▶ **Records to use**:

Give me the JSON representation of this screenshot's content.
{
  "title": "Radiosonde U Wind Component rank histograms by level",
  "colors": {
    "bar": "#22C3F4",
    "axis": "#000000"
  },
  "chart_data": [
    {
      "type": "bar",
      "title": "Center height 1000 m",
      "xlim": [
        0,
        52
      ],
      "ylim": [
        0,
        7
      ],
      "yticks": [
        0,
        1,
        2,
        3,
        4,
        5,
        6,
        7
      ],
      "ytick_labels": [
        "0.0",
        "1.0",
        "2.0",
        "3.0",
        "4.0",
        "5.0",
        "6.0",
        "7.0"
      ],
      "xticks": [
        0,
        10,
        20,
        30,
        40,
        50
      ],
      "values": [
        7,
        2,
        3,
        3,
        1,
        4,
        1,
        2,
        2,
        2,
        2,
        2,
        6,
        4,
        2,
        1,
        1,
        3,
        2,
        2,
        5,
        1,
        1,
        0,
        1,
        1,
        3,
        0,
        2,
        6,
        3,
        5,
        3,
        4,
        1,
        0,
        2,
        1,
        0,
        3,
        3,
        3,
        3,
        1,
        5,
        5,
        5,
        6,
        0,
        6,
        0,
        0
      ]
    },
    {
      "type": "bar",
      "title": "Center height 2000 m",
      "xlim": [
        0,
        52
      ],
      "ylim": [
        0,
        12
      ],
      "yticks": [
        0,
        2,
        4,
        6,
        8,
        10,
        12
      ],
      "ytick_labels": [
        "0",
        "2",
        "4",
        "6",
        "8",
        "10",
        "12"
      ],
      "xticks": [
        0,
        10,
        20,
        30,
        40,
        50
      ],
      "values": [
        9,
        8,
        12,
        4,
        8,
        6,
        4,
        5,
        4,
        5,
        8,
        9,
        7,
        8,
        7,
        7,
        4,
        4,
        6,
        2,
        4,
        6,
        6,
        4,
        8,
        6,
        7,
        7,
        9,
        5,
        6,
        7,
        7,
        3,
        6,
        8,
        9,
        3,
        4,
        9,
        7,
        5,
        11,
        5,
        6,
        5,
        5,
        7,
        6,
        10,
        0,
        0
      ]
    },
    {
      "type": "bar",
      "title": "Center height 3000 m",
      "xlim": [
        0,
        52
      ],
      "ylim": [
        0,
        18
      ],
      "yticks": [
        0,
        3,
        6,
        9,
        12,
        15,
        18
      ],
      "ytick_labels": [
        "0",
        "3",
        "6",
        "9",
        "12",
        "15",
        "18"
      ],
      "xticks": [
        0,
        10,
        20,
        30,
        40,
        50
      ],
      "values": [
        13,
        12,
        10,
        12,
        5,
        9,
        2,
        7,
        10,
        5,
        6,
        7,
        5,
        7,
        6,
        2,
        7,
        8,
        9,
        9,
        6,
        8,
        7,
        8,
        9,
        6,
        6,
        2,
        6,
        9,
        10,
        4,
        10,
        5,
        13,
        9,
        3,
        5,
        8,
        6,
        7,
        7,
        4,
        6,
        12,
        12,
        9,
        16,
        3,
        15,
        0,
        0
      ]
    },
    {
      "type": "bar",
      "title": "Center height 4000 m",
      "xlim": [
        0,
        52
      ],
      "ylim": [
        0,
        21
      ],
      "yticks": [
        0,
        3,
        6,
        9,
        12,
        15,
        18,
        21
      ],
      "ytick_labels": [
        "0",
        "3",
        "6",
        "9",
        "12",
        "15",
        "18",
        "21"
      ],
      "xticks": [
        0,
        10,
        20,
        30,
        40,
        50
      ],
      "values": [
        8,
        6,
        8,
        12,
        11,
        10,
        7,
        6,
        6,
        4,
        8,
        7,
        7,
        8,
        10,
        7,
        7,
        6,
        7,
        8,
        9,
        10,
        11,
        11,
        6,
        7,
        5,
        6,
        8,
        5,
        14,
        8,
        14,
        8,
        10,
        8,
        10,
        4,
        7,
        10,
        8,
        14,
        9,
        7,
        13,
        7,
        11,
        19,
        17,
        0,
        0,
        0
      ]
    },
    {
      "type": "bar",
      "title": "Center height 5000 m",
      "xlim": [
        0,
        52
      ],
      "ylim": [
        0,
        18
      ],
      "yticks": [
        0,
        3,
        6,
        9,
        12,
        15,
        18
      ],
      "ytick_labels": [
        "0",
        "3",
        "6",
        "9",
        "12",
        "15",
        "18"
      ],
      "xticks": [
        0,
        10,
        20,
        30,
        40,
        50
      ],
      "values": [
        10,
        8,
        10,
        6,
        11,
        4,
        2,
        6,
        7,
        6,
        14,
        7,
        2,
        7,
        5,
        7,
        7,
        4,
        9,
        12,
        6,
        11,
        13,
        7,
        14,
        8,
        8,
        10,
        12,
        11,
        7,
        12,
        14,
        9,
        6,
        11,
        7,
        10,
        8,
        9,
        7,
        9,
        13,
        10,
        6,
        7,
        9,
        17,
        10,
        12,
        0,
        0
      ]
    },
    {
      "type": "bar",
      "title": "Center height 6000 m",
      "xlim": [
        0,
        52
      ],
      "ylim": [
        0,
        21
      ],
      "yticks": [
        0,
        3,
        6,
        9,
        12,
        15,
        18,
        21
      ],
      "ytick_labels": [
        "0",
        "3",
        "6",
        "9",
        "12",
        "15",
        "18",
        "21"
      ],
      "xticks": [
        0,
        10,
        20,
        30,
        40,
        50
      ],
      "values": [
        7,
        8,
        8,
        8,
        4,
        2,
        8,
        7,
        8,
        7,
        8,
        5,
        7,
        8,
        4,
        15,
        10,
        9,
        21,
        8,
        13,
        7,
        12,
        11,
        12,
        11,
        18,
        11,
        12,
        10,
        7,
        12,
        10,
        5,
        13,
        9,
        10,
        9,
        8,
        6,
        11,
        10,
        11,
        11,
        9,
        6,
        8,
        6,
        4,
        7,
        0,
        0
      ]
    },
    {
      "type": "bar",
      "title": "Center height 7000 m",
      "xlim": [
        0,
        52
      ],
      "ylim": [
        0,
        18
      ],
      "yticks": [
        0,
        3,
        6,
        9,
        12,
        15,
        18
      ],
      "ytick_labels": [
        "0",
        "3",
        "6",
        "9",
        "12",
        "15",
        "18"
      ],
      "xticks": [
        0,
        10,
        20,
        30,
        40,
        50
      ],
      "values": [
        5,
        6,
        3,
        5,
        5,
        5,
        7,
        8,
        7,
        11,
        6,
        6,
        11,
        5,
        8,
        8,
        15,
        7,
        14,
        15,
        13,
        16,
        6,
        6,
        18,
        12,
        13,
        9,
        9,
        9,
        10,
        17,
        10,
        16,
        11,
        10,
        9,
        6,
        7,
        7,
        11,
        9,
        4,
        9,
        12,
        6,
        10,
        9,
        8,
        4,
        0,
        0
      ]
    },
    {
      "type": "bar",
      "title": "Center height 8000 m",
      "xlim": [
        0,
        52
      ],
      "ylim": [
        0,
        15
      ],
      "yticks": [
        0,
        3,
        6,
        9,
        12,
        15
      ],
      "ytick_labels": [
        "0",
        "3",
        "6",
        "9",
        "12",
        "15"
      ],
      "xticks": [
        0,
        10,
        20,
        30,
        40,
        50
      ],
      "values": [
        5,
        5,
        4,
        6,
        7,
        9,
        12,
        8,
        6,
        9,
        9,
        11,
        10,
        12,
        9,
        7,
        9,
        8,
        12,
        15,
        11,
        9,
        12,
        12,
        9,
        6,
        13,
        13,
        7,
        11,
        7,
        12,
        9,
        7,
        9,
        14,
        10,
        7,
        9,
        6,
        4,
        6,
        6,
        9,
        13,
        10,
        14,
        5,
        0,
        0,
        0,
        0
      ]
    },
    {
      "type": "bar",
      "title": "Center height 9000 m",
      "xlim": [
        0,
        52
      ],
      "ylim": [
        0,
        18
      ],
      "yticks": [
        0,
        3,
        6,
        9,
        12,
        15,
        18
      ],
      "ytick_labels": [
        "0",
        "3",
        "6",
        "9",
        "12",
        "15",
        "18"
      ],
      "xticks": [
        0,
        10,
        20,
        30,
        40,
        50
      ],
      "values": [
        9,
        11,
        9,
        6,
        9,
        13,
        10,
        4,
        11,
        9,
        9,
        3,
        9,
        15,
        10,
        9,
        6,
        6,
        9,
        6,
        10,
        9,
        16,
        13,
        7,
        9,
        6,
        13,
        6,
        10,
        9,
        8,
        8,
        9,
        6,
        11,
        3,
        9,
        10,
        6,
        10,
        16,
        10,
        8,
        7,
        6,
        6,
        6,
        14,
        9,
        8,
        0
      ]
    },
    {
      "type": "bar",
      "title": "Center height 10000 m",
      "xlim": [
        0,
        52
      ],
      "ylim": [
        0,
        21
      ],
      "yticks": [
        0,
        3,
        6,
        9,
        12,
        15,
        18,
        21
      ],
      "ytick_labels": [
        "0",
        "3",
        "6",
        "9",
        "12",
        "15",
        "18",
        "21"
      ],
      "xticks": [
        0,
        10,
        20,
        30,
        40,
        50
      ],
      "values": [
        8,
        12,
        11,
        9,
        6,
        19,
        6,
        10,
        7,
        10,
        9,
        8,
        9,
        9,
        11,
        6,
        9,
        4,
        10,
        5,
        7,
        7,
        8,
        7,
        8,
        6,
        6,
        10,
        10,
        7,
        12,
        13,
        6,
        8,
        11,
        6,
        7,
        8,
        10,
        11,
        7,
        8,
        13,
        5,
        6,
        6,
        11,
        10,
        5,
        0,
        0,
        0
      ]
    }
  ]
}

▶ **Goal of the exercise**:
State how many lines of the data include the word "Center", with nothing else.

▶ **In response**:
10